§ Supplied data:
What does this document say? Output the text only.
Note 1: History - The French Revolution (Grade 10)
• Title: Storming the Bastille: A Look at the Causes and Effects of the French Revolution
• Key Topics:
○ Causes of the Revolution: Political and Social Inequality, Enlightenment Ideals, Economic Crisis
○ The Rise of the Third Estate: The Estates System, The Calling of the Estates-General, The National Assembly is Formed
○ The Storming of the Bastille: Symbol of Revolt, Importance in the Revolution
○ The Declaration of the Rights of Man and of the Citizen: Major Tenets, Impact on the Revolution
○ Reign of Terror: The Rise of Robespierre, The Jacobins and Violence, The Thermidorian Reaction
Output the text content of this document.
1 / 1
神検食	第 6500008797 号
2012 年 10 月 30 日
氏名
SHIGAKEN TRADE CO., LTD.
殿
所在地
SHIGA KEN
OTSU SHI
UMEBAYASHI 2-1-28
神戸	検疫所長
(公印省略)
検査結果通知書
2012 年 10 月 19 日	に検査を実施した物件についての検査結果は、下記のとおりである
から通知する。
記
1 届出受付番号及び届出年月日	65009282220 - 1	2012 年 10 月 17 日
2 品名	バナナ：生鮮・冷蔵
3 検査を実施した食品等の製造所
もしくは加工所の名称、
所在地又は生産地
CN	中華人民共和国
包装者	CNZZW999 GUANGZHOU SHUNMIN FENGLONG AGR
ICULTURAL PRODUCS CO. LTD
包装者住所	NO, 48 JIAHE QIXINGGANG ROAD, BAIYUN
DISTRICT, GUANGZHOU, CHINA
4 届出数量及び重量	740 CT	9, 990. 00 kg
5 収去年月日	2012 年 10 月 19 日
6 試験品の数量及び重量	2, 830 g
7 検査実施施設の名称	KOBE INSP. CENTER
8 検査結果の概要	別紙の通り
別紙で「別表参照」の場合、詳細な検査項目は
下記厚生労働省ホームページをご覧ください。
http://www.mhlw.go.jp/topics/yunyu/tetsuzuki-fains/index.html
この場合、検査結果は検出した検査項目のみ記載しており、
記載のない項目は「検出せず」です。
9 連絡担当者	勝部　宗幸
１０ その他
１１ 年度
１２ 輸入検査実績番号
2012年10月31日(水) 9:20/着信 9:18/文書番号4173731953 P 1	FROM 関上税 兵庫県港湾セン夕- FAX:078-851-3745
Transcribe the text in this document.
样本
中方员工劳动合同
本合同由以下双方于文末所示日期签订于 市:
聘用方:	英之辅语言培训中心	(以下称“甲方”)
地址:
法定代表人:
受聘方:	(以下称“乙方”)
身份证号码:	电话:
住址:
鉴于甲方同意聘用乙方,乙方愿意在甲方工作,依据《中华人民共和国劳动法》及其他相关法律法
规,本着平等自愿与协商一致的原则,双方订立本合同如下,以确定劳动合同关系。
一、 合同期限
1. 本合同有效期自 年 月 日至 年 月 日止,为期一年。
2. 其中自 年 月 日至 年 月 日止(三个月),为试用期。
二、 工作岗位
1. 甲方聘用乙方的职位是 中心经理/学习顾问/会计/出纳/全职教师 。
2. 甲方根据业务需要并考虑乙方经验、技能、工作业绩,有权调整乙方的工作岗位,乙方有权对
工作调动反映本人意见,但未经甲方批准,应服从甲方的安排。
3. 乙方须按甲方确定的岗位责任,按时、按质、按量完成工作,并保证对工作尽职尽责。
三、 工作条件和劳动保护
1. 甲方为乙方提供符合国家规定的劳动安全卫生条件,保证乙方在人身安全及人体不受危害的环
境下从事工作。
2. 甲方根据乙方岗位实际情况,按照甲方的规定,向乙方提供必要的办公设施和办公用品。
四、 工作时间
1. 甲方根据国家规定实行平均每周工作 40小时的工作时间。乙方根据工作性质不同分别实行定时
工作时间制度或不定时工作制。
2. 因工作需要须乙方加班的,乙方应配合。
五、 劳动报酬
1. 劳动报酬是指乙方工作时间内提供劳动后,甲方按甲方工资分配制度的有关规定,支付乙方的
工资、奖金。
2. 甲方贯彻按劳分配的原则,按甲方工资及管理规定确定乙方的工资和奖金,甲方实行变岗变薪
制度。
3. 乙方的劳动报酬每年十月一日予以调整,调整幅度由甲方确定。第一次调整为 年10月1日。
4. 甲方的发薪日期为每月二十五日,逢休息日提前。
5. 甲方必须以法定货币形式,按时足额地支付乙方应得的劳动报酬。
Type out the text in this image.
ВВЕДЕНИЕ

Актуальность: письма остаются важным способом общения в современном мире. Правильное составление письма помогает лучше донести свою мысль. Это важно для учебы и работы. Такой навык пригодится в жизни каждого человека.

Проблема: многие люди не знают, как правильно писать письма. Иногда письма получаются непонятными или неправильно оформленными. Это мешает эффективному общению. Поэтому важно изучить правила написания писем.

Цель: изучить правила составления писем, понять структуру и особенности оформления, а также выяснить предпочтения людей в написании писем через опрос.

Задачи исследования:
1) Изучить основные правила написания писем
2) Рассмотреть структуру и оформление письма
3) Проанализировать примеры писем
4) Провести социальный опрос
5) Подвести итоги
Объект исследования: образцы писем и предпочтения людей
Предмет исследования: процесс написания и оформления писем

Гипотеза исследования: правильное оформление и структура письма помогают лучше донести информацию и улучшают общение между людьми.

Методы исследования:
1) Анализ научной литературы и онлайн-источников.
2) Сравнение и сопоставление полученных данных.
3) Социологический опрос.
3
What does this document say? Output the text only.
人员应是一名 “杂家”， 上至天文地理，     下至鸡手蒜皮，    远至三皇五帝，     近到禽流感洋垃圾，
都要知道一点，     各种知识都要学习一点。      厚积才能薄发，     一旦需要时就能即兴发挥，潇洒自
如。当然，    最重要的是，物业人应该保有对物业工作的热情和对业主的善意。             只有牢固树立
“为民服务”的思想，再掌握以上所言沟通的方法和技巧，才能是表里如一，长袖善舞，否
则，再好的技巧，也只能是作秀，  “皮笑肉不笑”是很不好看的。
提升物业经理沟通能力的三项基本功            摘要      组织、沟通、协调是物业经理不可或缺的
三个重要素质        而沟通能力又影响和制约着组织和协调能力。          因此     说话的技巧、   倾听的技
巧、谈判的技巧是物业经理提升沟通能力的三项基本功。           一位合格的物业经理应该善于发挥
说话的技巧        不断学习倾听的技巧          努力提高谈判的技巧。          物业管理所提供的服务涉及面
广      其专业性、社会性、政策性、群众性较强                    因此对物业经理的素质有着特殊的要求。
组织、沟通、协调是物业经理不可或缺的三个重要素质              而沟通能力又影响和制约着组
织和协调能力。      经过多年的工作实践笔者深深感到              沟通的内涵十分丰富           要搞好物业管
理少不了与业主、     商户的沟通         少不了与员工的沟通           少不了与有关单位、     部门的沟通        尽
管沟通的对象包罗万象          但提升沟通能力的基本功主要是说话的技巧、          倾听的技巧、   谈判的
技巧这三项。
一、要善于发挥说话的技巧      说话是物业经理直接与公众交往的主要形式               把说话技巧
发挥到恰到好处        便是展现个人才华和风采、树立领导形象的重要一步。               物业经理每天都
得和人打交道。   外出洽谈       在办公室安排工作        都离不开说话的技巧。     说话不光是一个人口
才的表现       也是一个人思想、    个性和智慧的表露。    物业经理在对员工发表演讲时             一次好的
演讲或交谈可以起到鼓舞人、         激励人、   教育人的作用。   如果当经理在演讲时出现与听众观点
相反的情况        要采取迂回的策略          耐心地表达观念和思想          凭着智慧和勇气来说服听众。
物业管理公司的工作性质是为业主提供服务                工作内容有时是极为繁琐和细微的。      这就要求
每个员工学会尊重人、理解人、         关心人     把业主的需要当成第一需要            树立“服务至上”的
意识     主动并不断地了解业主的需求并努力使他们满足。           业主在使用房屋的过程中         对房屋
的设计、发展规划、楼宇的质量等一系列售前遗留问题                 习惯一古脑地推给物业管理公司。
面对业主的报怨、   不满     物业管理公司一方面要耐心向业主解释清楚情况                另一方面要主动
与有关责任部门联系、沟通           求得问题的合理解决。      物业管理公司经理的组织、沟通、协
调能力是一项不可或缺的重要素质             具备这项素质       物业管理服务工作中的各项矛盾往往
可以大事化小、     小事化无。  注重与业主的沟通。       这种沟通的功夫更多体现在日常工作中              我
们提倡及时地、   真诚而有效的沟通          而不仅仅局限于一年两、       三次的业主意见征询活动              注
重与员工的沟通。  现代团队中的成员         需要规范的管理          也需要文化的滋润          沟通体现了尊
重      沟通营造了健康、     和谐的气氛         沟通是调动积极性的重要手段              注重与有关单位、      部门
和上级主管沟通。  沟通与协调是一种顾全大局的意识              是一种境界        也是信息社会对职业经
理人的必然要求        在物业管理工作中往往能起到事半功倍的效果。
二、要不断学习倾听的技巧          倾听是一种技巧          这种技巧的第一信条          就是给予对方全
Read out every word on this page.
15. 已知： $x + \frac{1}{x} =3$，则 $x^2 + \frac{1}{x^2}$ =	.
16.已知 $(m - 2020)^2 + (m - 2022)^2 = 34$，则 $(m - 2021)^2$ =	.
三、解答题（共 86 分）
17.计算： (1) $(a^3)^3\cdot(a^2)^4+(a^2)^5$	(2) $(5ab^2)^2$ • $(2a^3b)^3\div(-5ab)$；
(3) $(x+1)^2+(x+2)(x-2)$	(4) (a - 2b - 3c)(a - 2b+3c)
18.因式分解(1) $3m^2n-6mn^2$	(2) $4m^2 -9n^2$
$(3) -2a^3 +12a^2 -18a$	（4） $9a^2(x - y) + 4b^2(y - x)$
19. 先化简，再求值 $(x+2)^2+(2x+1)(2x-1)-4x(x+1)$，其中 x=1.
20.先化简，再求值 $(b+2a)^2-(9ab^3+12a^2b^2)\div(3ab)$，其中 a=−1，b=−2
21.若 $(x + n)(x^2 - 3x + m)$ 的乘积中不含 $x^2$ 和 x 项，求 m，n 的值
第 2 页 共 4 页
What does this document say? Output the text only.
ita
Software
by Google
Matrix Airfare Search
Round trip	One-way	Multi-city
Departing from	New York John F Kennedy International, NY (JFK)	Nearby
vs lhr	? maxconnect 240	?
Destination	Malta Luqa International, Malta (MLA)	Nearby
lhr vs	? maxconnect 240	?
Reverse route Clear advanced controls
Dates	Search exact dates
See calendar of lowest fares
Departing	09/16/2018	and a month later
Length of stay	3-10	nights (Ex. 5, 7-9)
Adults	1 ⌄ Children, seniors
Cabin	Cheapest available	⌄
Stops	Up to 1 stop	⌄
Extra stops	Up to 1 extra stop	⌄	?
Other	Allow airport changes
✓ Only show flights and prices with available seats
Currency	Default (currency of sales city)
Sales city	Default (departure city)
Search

§ Short problem:
Gather each line of the listing containing the word "maxconnect" and show it.

§ Reply to the task:
vs lhr	? maxconnect 240	?
lhr vs	? maxconnect 240	?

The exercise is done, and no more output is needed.